## To be done
Using the data below, copy each line that includes the word "features".

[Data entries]
################
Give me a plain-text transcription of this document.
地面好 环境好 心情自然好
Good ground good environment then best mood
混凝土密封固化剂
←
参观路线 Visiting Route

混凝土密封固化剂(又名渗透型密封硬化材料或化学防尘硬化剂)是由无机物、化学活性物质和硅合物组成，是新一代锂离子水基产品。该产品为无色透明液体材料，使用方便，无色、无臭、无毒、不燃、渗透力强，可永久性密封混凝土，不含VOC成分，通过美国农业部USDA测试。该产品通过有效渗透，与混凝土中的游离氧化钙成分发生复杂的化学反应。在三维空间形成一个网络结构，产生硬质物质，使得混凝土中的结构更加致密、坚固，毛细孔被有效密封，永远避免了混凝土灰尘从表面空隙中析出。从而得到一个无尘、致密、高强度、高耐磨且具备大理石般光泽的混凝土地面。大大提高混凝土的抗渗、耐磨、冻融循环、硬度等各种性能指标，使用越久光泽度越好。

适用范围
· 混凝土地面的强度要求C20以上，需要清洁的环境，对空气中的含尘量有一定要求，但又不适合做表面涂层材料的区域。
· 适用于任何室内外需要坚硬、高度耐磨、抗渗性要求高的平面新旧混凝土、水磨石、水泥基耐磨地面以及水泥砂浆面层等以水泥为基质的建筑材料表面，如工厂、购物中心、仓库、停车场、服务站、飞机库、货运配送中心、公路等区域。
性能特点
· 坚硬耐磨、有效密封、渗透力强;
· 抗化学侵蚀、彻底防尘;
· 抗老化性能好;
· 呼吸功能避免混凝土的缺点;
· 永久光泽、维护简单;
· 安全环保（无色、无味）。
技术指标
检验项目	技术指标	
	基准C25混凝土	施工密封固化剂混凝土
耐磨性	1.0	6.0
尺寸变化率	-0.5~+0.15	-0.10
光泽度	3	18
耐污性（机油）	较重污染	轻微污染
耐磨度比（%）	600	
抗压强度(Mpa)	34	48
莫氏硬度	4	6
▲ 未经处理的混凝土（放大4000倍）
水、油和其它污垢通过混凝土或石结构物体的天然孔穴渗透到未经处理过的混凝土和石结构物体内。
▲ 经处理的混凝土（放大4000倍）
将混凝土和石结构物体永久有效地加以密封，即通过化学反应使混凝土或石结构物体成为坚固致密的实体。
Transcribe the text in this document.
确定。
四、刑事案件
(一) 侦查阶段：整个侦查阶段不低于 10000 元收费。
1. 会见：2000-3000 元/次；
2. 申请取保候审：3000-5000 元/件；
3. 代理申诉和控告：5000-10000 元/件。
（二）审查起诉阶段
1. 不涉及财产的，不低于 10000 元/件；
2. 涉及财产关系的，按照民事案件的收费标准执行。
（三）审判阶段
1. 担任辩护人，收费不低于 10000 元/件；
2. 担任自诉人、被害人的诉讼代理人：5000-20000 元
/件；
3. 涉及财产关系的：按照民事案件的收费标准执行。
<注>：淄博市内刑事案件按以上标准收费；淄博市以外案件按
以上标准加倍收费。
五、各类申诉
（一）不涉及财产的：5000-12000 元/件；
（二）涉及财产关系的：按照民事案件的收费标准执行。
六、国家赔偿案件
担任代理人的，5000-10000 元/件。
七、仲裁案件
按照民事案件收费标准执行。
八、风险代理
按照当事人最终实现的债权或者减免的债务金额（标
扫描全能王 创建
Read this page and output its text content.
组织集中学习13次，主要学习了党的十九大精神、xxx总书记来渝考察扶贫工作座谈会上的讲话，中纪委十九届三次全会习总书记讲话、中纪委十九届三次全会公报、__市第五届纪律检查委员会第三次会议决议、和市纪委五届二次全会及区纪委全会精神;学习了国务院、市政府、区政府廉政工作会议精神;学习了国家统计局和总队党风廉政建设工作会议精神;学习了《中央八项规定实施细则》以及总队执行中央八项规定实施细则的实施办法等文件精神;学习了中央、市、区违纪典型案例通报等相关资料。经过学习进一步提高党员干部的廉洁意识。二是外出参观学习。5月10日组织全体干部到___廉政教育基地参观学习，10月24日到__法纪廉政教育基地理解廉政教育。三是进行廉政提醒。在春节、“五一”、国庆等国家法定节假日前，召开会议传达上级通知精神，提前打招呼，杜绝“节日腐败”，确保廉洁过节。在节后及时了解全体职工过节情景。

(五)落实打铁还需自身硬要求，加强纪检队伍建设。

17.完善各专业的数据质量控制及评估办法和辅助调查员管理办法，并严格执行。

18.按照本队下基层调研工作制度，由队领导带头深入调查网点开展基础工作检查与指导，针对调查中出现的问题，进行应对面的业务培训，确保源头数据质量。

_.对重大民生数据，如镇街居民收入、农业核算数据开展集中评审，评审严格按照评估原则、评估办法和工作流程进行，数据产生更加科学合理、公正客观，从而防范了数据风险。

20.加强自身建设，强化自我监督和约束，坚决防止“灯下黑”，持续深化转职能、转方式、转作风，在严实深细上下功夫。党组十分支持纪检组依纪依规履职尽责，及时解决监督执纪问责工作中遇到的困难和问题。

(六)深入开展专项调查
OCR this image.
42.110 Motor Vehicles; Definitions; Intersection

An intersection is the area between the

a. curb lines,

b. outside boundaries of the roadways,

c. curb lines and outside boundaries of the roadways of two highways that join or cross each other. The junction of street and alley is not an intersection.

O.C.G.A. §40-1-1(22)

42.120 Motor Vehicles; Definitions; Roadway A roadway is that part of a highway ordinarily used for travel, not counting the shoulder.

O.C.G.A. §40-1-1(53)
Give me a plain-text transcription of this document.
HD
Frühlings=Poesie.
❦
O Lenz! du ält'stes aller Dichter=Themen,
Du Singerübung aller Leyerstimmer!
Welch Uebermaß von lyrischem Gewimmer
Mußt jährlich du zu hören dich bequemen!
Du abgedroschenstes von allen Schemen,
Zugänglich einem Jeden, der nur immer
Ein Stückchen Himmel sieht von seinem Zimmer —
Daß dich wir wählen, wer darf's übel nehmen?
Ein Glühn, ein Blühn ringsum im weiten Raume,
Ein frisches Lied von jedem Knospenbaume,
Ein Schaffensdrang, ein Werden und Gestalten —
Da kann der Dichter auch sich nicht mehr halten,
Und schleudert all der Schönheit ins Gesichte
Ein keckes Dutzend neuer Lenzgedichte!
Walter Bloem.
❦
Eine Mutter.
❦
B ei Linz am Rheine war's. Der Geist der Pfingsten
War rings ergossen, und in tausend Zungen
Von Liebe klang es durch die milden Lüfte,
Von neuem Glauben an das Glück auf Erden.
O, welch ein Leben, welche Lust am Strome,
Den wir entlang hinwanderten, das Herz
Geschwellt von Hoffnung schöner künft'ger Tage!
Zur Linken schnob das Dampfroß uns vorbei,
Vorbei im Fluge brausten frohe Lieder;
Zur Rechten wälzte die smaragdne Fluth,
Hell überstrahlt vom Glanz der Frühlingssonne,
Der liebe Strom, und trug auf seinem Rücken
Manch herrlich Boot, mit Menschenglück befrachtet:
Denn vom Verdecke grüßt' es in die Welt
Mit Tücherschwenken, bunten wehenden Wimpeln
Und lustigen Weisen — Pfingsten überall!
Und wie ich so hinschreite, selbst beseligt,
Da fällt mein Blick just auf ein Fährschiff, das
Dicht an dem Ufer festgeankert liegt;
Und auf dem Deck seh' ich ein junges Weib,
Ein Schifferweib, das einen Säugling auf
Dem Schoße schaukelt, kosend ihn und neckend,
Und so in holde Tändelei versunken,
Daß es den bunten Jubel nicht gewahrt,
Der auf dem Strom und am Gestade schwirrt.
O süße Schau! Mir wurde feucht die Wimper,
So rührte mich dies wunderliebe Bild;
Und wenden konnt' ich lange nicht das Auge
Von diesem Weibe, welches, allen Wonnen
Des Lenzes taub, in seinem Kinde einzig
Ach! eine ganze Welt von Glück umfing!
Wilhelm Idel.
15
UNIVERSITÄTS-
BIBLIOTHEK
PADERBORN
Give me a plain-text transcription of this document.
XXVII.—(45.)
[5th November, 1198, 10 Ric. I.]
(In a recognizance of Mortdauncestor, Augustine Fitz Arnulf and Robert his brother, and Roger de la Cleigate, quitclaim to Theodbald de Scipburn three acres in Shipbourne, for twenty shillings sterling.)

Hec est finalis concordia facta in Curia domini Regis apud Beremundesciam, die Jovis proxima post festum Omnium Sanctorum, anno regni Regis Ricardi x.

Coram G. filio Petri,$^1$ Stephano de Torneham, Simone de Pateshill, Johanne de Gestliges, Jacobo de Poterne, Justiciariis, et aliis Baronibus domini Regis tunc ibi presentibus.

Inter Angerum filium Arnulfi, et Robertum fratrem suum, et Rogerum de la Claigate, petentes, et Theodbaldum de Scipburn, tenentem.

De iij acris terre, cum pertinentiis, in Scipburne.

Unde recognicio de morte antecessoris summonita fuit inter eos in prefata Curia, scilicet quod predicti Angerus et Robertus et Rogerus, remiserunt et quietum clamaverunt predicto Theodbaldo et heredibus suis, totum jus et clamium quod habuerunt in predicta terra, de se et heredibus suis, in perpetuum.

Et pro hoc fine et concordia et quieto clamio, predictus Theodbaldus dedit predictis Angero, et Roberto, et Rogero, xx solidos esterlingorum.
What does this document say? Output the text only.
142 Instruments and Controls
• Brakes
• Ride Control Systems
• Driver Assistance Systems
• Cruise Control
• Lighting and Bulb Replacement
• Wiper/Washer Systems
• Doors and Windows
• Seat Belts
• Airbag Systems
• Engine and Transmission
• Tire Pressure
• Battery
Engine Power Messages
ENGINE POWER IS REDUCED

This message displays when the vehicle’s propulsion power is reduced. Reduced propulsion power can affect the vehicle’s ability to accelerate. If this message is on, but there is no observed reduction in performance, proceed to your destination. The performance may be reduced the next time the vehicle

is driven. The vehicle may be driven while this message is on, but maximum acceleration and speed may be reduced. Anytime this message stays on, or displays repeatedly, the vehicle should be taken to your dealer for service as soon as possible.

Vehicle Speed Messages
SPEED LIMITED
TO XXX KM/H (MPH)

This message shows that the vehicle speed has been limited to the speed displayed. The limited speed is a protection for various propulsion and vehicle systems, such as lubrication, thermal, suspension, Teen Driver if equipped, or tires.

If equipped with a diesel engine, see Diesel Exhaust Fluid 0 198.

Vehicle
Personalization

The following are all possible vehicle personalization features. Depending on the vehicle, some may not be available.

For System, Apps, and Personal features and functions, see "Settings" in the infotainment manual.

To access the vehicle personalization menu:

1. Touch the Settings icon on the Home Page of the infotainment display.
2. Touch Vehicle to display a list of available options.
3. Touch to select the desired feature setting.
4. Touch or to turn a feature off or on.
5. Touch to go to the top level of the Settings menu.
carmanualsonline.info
################
## Task output
The following are all possible vehicle personalization features. Depending on the vehicle, some may not be available.
For System, Apps, and Personal features and functions, see "Settings" in the infotainment manual.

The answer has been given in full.